*Directive*:
Exclude images, then output the remaining data verbatim.

Stored items

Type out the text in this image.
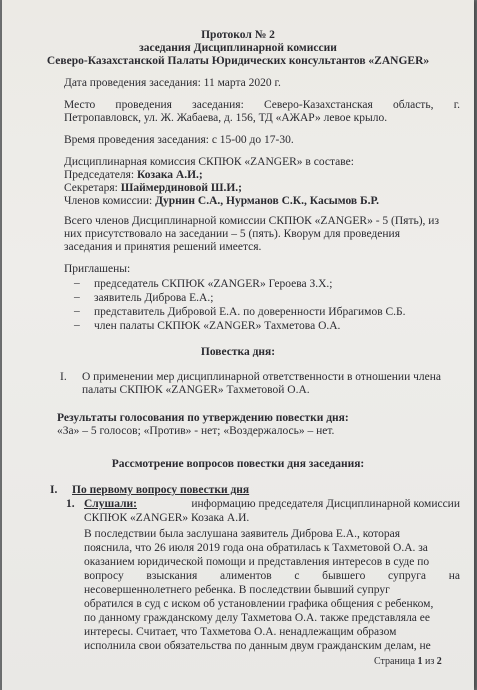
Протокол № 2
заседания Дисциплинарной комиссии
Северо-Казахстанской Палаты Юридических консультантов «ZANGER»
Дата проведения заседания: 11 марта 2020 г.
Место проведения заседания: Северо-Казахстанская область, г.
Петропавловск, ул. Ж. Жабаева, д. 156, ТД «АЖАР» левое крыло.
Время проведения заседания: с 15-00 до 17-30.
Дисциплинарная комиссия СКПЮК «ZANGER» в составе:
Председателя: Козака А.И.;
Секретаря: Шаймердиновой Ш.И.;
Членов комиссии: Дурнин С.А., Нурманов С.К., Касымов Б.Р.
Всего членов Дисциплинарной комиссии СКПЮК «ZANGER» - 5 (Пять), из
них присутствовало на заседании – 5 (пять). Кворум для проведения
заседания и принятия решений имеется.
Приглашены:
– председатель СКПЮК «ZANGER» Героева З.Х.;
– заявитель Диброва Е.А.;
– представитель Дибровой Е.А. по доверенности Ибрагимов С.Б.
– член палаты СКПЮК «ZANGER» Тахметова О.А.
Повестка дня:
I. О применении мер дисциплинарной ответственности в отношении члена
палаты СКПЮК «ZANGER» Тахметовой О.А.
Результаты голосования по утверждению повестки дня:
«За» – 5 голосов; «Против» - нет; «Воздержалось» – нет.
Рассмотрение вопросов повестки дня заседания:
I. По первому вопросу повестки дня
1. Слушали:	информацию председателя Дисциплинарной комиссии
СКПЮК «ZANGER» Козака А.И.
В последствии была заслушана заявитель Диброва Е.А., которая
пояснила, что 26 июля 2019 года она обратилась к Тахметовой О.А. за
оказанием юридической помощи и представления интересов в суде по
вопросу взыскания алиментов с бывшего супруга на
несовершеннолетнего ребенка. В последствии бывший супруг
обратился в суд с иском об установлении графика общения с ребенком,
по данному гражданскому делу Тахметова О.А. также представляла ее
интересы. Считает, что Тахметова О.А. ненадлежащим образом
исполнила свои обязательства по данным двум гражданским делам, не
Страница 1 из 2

*Result of the exercise*:
Type out the text in this image.
Протокол № 2
заседания Дисциплинарной комиссии
Северо-Казахстанской Палаты Юридических консультантов «ZANGER»
Дата проведения заседания: 11 марта 2020 г.
Место проведения заседания: Северо-Казахстанская область, г.
Петропавловск, ул. Ж. Жабаева, д. 156, ТД «АЖАР» левое крыло.
Время проведения заседания: с 15-00 до 17-30.
Дисциплинарная комиссия СКПЮК «ZANGER» в составе:
Председателя: Козака А.И.;
Секретаря: Шаймердиновой Ш.И.;
Членов комиссии: Дурнин С.А., Нурманов С.К., Касымов Б.Р.
Всего членов Дисциплинарной комиссии СКПЮК «ZANGER» - 5 (Пять), из
них присутствовало на заседании – 5 (пять). Кворум для проведения
заседания и принятия решений имеется.
Приглашены:
– председатель СКПЮК «ZANGER» Героева З.Х.;
– заявитель Диброва Е.А.;
– представитель Дибровой Е.А. по доверенности Ибрагимов С.Б.
– член палаты СКПЮК «ZANGER» Тахметова О.А.
Повестка дня:
I. О применении мер дисциплинарной ответственности в отношении члена
палаты СКПЮК «ZANGER» Тахметовой О.А.
Результаты голосования по утверждению повестки дня:
«За» – 5 голосов; «Против» - нет; «Воздержалось» – нет.
Рассмотрение вопросов повестки дня заседания:
I. По первому вопросу повестки дня
1. Слушали:	информацию председателя Дисциплинарной комиссии
СКПЮК «ZANGER» Козака А.И.
В последствии была заслушана заявитель Диброва Е.А., которая
пояснила, что 26 июля 2019 года она обратилась к Тахметовой О.А. за
оказанием юридической помощи и представления интересов в суде по
вопросу взыскания алиментов с бывшего супруга на
несовершеннолетнего ребенка. В последствии бывший супруг
обратился в суд с иском об установлении графика общения с ребенком,
по данному гражданскому делу Тахметова О.А. также представляла ее
интересы. Считает, что Тахметова О.А. ненадлежащим образом
исполнила свои обязательства по данным двум гражданским делам, не
Страница 1 из 2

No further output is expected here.